_Stated task_
Locate each line below that includes "heading" and reproduce it.

_Data_
○ ○ ○ ○

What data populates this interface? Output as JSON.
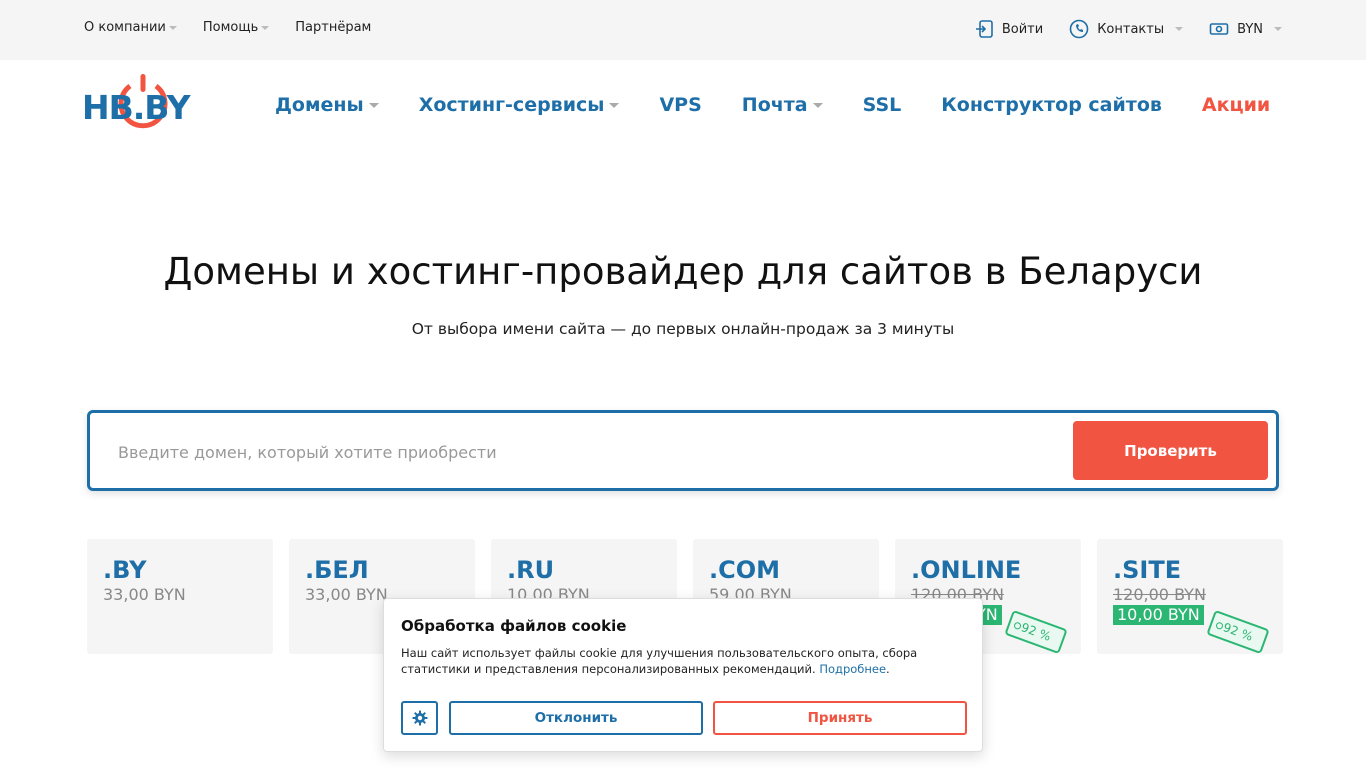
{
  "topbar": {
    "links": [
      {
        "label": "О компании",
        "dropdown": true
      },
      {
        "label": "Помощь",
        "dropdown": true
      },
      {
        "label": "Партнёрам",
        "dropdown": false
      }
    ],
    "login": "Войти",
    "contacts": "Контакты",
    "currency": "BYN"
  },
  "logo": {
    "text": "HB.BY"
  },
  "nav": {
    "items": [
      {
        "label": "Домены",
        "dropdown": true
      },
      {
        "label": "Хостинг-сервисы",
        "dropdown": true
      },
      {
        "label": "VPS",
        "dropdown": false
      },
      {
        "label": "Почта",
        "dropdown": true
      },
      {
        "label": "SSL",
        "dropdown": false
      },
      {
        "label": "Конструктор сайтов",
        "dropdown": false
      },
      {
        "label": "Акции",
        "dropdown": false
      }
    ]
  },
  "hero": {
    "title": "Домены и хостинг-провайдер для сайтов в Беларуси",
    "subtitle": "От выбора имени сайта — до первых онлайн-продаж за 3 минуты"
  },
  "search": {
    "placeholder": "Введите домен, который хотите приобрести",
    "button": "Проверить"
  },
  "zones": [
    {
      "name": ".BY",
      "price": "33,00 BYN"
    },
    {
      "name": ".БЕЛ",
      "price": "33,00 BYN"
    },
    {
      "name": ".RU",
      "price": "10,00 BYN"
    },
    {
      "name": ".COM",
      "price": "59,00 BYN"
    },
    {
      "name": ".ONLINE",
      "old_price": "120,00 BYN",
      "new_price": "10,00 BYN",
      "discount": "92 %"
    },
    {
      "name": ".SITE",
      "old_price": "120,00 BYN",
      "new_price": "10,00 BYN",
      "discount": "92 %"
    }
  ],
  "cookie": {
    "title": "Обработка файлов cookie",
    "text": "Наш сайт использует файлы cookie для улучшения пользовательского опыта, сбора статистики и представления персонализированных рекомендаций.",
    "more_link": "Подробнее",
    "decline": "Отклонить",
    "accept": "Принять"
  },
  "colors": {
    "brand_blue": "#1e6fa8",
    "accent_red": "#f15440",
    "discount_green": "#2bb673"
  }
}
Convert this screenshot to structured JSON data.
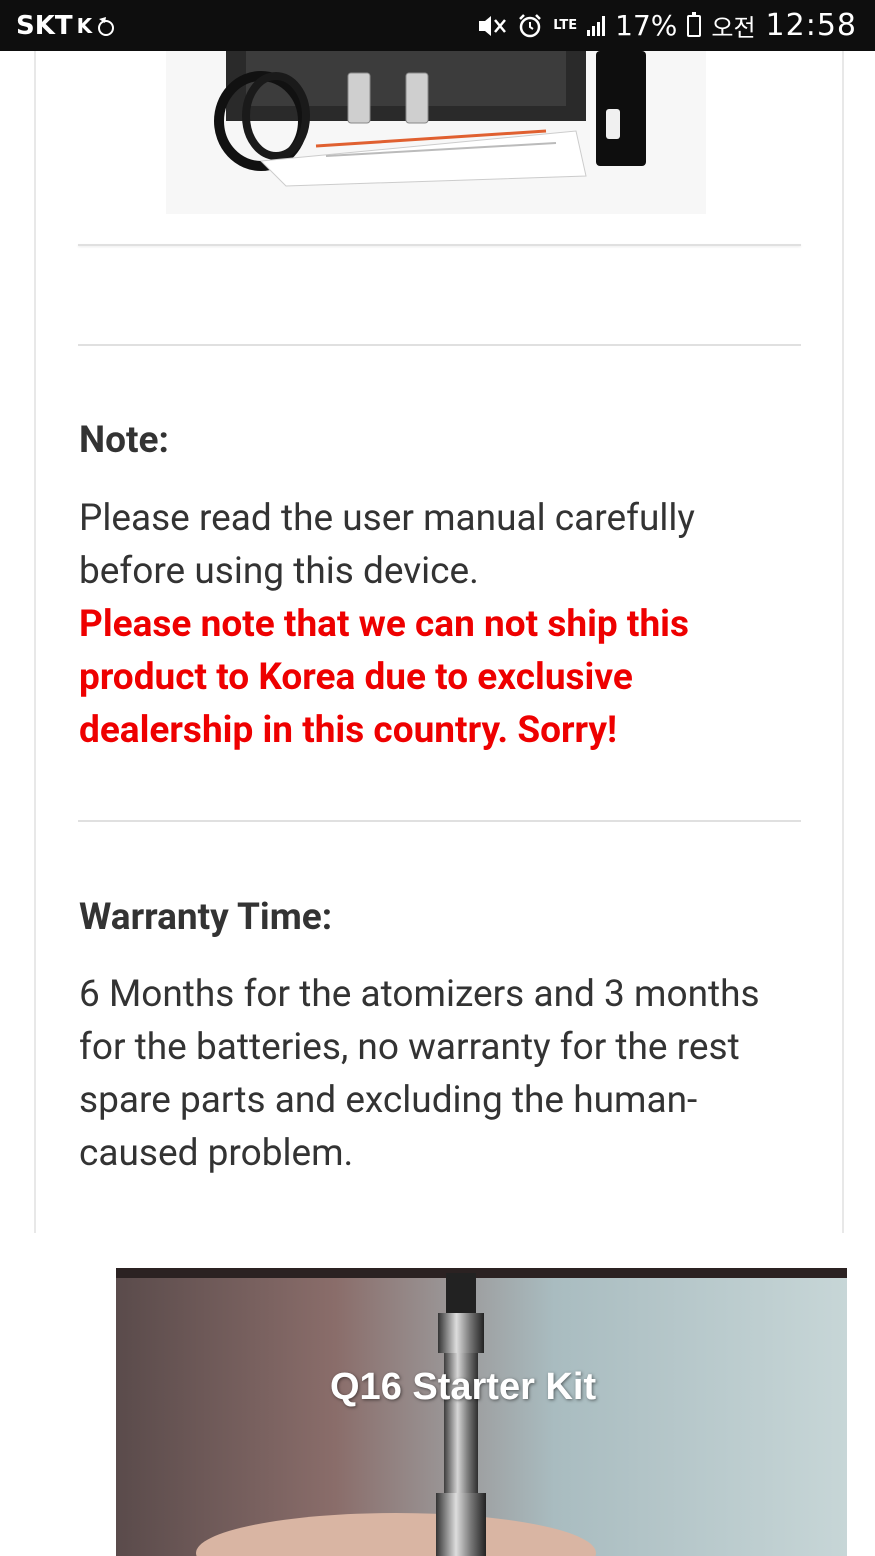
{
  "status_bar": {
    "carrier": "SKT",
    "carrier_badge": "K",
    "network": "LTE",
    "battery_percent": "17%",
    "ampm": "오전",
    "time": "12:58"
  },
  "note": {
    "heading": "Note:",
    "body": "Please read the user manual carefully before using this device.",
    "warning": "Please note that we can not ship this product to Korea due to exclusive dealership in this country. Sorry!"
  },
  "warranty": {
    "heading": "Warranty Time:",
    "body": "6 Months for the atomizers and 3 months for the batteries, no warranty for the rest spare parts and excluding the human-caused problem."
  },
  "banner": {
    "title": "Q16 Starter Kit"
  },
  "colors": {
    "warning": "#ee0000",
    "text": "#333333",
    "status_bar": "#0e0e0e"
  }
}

○ ○ ○ ○

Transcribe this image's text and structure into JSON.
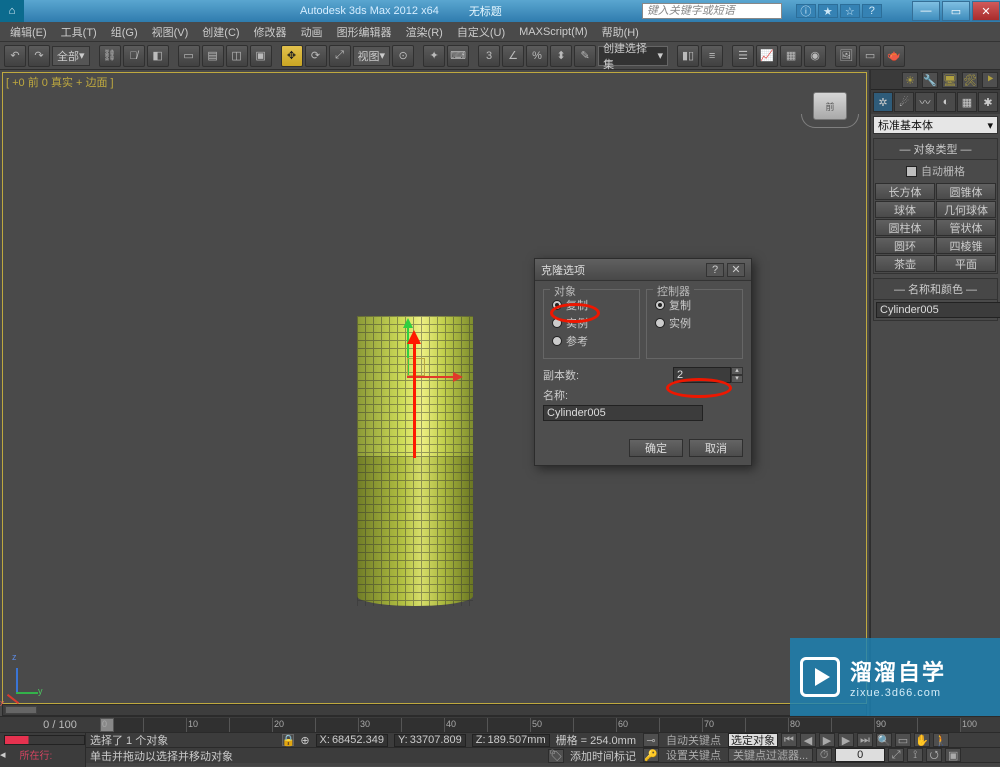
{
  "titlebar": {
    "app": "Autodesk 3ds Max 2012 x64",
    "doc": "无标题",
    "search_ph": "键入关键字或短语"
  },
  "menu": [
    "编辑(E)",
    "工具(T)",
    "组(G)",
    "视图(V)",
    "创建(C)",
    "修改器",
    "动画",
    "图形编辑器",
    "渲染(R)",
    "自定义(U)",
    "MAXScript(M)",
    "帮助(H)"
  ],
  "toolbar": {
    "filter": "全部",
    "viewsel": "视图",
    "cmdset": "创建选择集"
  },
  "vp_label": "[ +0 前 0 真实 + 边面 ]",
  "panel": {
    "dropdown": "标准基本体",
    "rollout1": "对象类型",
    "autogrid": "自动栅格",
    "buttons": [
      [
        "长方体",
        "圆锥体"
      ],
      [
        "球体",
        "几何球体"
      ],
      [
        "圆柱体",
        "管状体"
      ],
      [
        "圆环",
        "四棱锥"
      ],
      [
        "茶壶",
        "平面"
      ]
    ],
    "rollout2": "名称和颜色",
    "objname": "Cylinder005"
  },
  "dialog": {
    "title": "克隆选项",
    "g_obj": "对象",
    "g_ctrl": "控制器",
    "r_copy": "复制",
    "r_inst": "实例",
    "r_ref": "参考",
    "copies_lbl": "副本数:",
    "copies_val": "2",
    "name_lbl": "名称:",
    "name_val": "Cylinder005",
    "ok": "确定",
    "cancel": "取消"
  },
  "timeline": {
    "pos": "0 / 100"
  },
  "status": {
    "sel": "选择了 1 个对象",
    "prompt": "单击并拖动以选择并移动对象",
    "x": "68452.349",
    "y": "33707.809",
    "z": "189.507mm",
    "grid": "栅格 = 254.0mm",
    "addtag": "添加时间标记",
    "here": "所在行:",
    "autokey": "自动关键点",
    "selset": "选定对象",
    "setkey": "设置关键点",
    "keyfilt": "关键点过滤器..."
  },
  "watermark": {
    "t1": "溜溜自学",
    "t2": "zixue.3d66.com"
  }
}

○ ○ ○ ○

_Exercise result_
    "heading": "Note:",
    "heading": "Warranty Time:",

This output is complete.